Figure data in JSON
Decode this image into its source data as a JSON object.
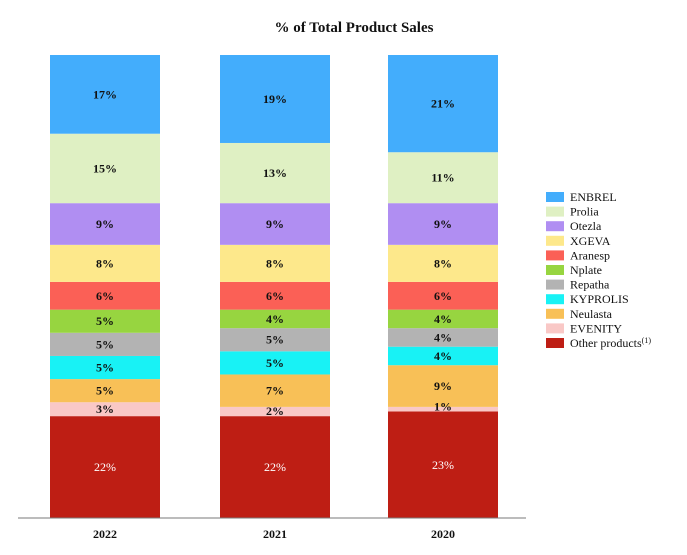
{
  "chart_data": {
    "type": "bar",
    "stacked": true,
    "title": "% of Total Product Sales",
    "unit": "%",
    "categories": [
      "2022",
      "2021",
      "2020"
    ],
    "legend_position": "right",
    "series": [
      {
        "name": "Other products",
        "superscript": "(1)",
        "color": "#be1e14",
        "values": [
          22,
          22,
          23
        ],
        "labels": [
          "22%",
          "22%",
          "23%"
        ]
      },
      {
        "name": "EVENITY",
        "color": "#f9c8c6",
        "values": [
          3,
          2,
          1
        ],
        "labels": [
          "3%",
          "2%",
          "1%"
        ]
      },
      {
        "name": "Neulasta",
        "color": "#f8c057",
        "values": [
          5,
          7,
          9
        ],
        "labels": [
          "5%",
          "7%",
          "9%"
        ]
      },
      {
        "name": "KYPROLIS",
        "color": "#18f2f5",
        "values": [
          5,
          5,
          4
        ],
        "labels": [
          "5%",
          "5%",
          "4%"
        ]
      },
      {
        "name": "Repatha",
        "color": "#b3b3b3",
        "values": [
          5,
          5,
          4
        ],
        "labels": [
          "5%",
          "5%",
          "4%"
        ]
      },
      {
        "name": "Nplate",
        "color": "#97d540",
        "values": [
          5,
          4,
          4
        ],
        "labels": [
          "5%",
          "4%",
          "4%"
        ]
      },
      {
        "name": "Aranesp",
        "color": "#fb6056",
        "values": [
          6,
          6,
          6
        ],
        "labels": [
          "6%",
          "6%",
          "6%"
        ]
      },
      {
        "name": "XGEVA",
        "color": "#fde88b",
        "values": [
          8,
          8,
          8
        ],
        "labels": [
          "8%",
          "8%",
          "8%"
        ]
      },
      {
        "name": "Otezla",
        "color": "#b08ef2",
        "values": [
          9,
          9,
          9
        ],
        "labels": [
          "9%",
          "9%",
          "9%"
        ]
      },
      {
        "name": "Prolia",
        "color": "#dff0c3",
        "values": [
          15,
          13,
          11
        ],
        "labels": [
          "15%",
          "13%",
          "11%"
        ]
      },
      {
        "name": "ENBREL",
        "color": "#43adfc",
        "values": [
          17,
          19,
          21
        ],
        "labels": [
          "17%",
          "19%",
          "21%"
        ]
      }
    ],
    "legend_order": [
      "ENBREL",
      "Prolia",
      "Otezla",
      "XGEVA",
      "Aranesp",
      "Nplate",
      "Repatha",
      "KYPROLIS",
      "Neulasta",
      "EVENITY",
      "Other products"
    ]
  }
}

== Problem statement ==
Every record above should be written out again without change, except that the pictures are left out.

== Exercise response ==
Decode this image into its source data as a JSON object.
{
  "chart_data": {
    "type": "bar",
    "stacked": true,
    "title": "% of Total Product Sales",
    "unit": "%",
    "categories": [
      "2022",
      "2021",
      "2020"
    ],
    "legend_position": "right",
    "series": [
      {
        "name": "Other products",
        "superscript": "(1)",
        "color": "#be1e14",
        "values": [
          22,
          22,
          23
        ],
        "labels": [
          "22%",
          "22%",
          "23%"
        ]
      },
      {
        "name": "EVENITY",
        "color": "#f9c8c6",
        "values": [
          3,
          2,
          1
        ],
        "labels": [
          "3%",
          "2%",
          "1%"
        ]
      },
      {
        "name": "Neulasta",
        "color": "#f8c057",
        "values": [
          5,
          7,
          9
        ],
        "labels": [
          "5%",
          "7%",
          "9%"
        ]
      },
      {
        "name": "KYPROLIS",
        "color": "#18f2f5",
        "values": [
          5,
          5,
          4
        ],
        "labels": [
          "5%",
          "5%",
          "4%"
        ]
      },
      {
        "name": "Repatha",
        "color": "#b3b3b3",
        "values": [
          5,
          5,
          4
        ],
        "labels": [
          "5%",
          "5%",
          "4%"
        ]
      },
      {
        "name": "Nplate",
        "color": "#97d540",
        "values": [
          5,
          4,
          4
        ],
        "labels": [
          "5%",
          "4%",
          "4%"
        ]
      },
      {
        "name": "Aranesp",
        "color": "#fb6056",
        "values": [
          6,
          6,
          6
        ],
        "labels": [
          "6%",
          "6%",
          "6%"
        ]
      },
      {
        "name": "XGEVA",
        "color": "#fde88b",
        "values": [
          8,
          8,
          8
        ],
        "labels": [
          "8%",
          "8%",
          "8%"
        ]
      },
      {
        "name": "Otezla",
        "color": "#b08ef2",
        "values": [
          9,
          9,
          9
        ],
        "labels": [
          "9%",
          "9%",
          "9%"
        ]
      },
      {
        "name": "Prolia",
        "color": "#dff0c3",
        "values": [
          15,
          13,
          11
        ],
        "labels": [
          "15%",
          "13%",
          "11%"
        ]
      },
      {
        "name": "ENBREL",
        "color": "#43adfc",
        "values": [
          17,
          19,
          21
        ],
        "labels": [
          "17%",
          "19%",
          "21%"
        ]
      }
    ],
    "legend_order": [
      "ENBREL",
      "Prolia",
      "Otezla",
      "XGEVA",
      "Aranesp",
      "Nplate",
      "Repatha",
      "KYPROLIS",
      "Neulasta",
      "EVENITY",
      "Other products"
    ]
  }
}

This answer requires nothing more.